Short exercise. Collect each line containing "Recreation".

----- Records supplied -----

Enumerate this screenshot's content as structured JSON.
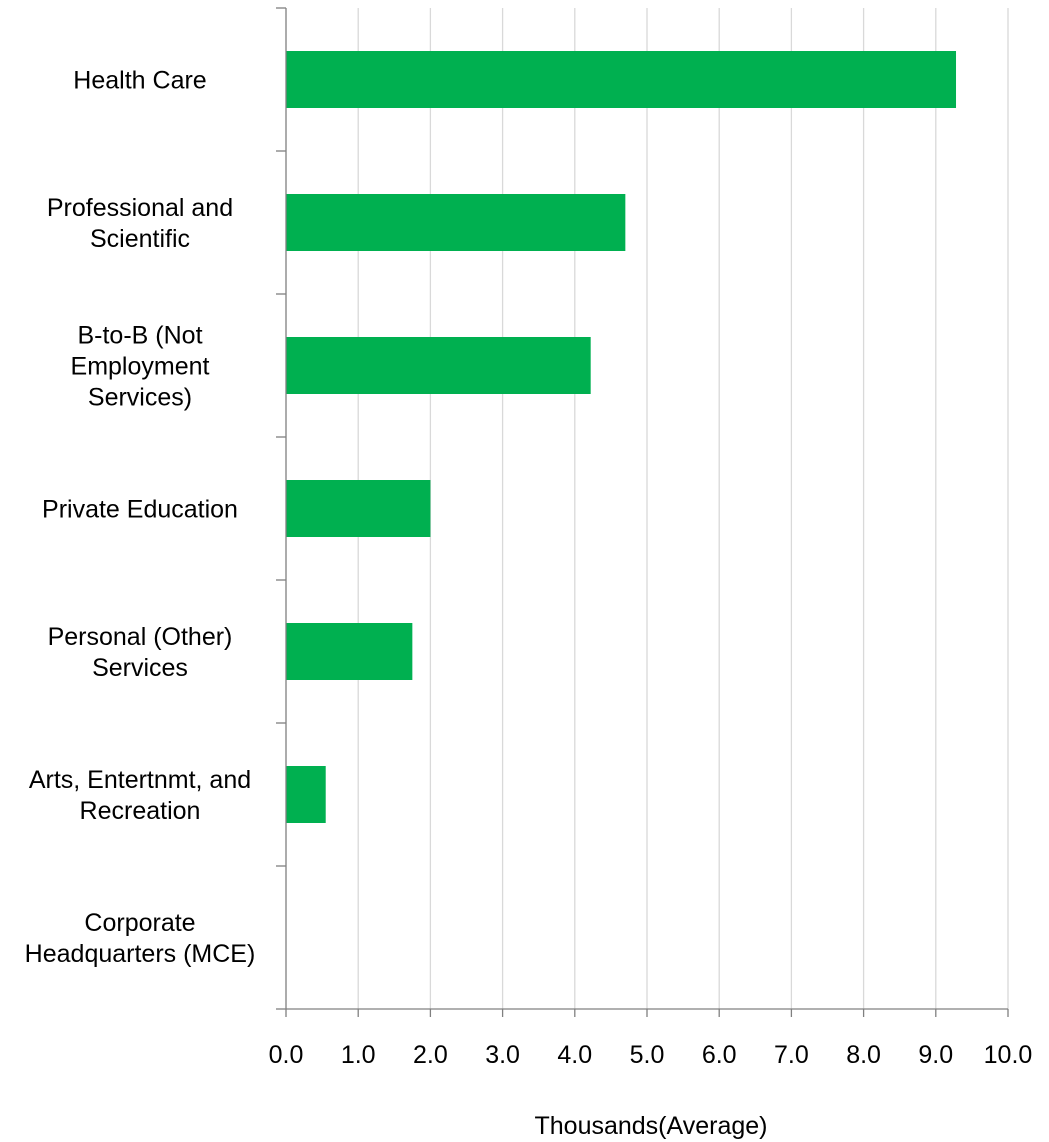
{
  "chart_data": {
    "type": "bar",
    "orientation": "horizontal",
    "categories": [
      "Health Care",
      "Professional and Scientific",
      "B-to-B (Not Employment Services)",
      "Private Education",
      "Personal (Other) Services",
      "Arts, Entertnmt, and Recreation",
      "Corporate Headquarters (MCE)"
    ],
    "category_lines": [
      [
        "Health Care"
      ],
      [
        "Professional and",
        "Scientific"
      ],
      [
        "B-to-B (Not",
        "Employment",
        "Services)"
      ],
      [
        "Private Education"
      ],
      [
        "Personal (Other)",
        "Services"
      ],
      [
        "Arts, Entertnmt, and",
        "Recreation"
      ],
      [
        "Corporate",
        "Headquarters (MCE)"
      ]
    ],
    "values": [
      9.28,
      4.7,
      4.22,
      2.0,
      1.75,
      0.55,
      0
    ],
    "xlabel": "Thousands(Average)",
    "ylabel": "",
    "xlim": [
      0,
      10
    ],
    "xticks": [
      "0.0",
      "1.0",
      "2.0",
      "3.0",
      "4.0",
      "5.0",
      "6.0",
      "7.0",
      "8.0",
      "9.0",
      "10.0"
    ],
    "grid": "vertical",
    "legend": "none",
    "bar_color": "#00b050",
    "grid_color": "#d9d9d9",
    "axis_color": "#808080"
  }
}
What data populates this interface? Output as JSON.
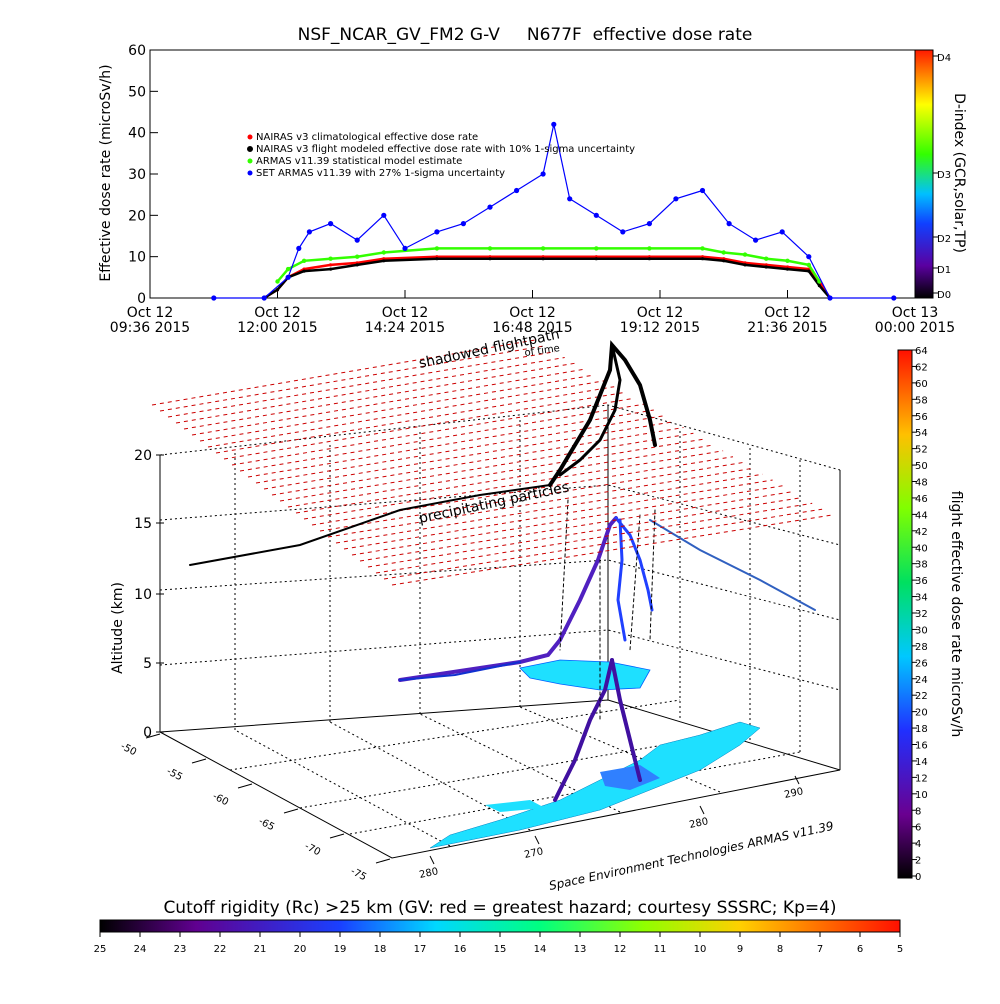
{
  "figure": {
    "title": "NSF_NCAR_GV_FM2 G-V     N677F  effective dose rate",
    "credit": "Space Environment Technologies ARMAS v11.39"
  },
  "chart_data": [
    {
      "type": "scatter",
      "ylabel": "Effective dose rate (microSv/h)",
      "ylim": [
        0,
        60
      ],
      "yticks": [
        "0",
        "10",
        "20",
        "30",
        "40",
        "50",
        "60"
      ],
      "xlim": [
        "2015-10-12 09:36",
        "2015-10-13 00:00"
      ],
      "x_ticks": [
        {
          "line1": "Oct 12",
          "line2": "09:36 2015"
        },
        {
          "line1": "Oct 12",
          "line2": "12:00 2015"
        },
        {
          "line1": "Oct 12",
          "line2": "14:24 2015"
        },
        {
          "line1": "Oct 12",
          "line2": "16:48 2015"
        },
        {
          "line1": "Oct 12",
          "line2": "19:12 2015"
        },
        {
          "line1": "Oct 12",
          "line2": "21:36 2015"
        },
        {
          "line1": "Oct 13",
          "line2": "00:00 2015"
        }
      ],
      "legend_placement": "upper-left",
      "series": [
        {
          "name": "NAIRAS v3 climatological effective dose rate",
          "color": "#ff0000",
          "x": [
            11.75,
            12.0,
            12.2,
            12.5,
            13.0,
            13.5,
            14.0,
            15.0,
            16.0,
            17.0,
            18.0,
            19.0,
            20.0,
            20.4,
            20.8,
            21.2,
            21.6,
            22.0,
            22.2,
            22.4
          ],
          "y": [
            0,
            2,
            5,
            7,
            8,
            8.5,
            9.5,
            10,
            10,
            10,
            10,
            10,
            10,
            9.5,
            8.5,
            8,
            7.5,
            7,
            4,
            0
          ]
        },
        {
          "name": "NAIRAS v3 flight modeled effective dose rate with 10% 1-sigma uncertainty",
          "color": "#000000",
          "x": [
            11.75,
            12.0,
            12.2,
            12.5,
            13.0,
            13.5,
            14.0,
            15.0,
            16.0,
            17.0,
            18.0,
            19.0,
            20.0,
            20.4,
            20.8,
            21.2,
            21.6,
            22.0,
            22.2,
            22.4
          ],
          "y": [
            0,
            2,
            5,
            6.5,
            7,
            8,
            9,
            9.5,
            9.5,
            9.5,
            9.5,
            9.5,
            9.5,
            9,
            8,
            7.5,
            7,
            6.5,
            3,
            0
          ]
        },
        {
          "name": "ARMAS v11.39 statistical model estimate",
          "color": "#33ff00",
          "x": [
            12.0,
            12.2,
            12.5,
            13.0,
            13.5,
            14.0,
            15.0,
            16.0,
            17.0,
            18.0,
            19.0,
            20.0,
            20.4,
            20.8,
            21.2,
            21.6,
            22.0,
            22.2
          ],
          "y": [
            4,
            7,
            9,
            9.5,
            10,
            11,
            12,
            12,
            12,
            12,
            12,
            12,
            11,
            10.5,
            9.5,
            9,
            8,
            4
          ]
        },
        {
          "name": "SET ARMAS v11.39 with 27% 1-sigma uncertainty",
          "color": "#0000ff",
          "x": [
            10.8,
            11.75,
            12.2,
            12.4,
            12.6,
            13.0,
            13.5,
            14.0,
            14.4,
            15.0,
            15.5,
            16.0,
            16.5,
            17.0,
            17.2,
            17.5,
            18.0,
            18.5,
            19.0,
            19.5,
            20.0,
            20.5,
            21.0,
            21.5,
            22.0,
            22.4,
            23.6
          ],
          "y": [
            0,
            0,
            5,
            12,
            16,
            18,
            14,
            20,
            12,
            16,
            18,
            22,
            26,
            30,
            42,
            24,
            20,
            16,
            18,
            24,
            26,
            18,
            14,
            16,
            10,
            0,
            0
          ]
        }
      ]
    },
    {
      "type": "scatter",
      "description_3d": true,
      "zlabel": "Altitude (km)",
      "zlim": [
        0,
        20
      ],
      "zticks": [
        "0",
        "5",
        "10",
        "15",
        "20"
      ],
      "lat_ticks": [
        "-50",
        "-55",
        "-60",
        "-65",
        "-70",
        "-75"
      ],
      "lon_ticks": [
        "280",
        "270",
        "280",
        "290"
      ],
      "annotations": [
        "shadowed flightpath",
        "of time",
        "precipitating particles"
      ],
      "colorbar": {
        "label": "flight effective dose rate microSv/h",
        "ticks": [
          "0",
          "2",
          "4",
          "6",
          "8",
          "10",
          "12",
          "14",
          "16",
          "18",
          "20",
          "22",
          "24",
          "26",
          "28",
          "30",
          "32",
          "34",
          "36",
          "38",
          "40",
          "42",
          "44",
          "46",
          "48",
          "50",
          "52",
          "54",
          "56",
          "58",
          "60",
          "62",
          "64"
        ]
      }
    }
  ],
  "dindex_colorbar": {
    "label": "D-index (GCR,solar,TP)",
    "ticks": [
      "D0",
      "D1",
      "D2",
      "D3",
      "D4"
    ]
  },
  "rc_colorbar": {
    "label": "Cutoff rigidity (Rc) >25 km (GV: red = greatest hazard; courtesy SSSRC; Kp=4)",
    "ticks": [
      "25",
      "24",
      "23",
      "22",
      "21",
      "20",
      "19",
      "18",
      "17",
      "16",
      "15",
      "14",
      "13",
      "12",
      "11",
      "10",
      "9",
      "8",
      "7",
      "6",
      "5"
    ]
  },
  "colors": {
    "grid_red": "#cc0000",
    "ocean_cyan": "#00e0ff"
  }
}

-----

Result.
      "Arts, Entertnmt, and Recreation",
        "Recreation"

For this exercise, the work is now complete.